DATA PROVIDED -
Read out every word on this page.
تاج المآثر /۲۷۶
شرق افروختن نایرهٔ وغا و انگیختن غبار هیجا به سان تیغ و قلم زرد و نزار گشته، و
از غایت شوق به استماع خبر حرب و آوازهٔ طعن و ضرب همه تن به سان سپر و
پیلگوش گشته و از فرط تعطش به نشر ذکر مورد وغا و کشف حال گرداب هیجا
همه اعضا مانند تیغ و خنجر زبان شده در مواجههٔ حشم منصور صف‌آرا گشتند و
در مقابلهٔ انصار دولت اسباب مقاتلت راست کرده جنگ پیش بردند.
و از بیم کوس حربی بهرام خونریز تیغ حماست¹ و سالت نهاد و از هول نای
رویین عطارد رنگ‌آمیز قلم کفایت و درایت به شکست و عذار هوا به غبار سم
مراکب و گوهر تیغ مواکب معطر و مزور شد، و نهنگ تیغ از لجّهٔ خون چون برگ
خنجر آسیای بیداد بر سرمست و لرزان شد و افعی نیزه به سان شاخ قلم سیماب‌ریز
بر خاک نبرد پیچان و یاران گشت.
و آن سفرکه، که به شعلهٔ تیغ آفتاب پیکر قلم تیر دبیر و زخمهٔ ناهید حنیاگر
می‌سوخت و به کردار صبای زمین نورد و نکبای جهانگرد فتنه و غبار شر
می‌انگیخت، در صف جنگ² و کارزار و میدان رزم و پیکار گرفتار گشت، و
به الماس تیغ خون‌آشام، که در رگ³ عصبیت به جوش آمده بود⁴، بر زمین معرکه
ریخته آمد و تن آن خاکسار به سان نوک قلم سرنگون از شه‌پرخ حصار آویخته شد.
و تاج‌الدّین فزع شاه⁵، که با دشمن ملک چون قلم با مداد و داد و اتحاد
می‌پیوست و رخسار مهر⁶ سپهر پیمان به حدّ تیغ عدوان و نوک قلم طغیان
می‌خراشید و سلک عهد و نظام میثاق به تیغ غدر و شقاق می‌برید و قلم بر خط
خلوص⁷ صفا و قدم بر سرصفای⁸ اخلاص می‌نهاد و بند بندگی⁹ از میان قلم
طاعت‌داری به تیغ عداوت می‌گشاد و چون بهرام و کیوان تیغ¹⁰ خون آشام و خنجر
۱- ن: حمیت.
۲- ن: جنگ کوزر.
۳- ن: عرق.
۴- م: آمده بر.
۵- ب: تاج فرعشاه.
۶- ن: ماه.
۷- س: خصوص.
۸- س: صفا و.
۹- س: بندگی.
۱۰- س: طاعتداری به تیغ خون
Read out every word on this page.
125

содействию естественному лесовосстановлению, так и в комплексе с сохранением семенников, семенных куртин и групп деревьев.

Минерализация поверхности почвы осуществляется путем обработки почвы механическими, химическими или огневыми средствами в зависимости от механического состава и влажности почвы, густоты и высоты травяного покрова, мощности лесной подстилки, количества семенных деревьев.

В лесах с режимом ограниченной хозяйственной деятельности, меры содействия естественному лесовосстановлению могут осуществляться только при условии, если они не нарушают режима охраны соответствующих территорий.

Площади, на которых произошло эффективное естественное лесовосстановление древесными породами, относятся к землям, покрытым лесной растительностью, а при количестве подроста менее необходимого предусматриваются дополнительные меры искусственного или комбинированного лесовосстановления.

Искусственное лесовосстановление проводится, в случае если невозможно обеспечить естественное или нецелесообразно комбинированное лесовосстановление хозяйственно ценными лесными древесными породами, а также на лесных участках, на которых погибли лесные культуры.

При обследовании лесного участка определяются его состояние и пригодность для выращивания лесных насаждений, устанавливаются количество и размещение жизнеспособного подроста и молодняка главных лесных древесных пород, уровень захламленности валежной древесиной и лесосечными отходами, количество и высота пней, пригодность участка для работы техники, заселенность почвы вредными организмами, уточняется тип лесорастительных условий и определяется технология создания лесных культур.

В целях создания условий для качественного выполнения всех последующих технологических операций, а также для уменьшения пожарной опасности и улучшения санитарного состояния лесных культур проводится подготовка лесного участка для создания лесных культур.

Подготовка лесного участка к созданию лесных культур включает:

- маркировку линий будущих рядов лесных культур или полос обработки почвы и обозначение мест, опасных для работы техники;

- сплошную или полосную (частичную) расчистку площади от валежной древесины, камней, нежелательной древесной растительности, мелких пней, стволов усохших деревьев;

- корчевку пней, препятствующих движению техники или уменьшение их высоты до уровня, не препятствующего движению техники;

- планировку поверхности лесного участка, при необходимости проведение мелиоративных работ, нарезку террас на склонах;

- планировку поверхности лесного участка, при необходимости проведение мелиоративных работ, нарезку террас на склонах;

PROBLEM TO WORK ON - Find out how many lines in the listing contain the string "هیجا". Give the number alone.

OUTPUT BELOW - 2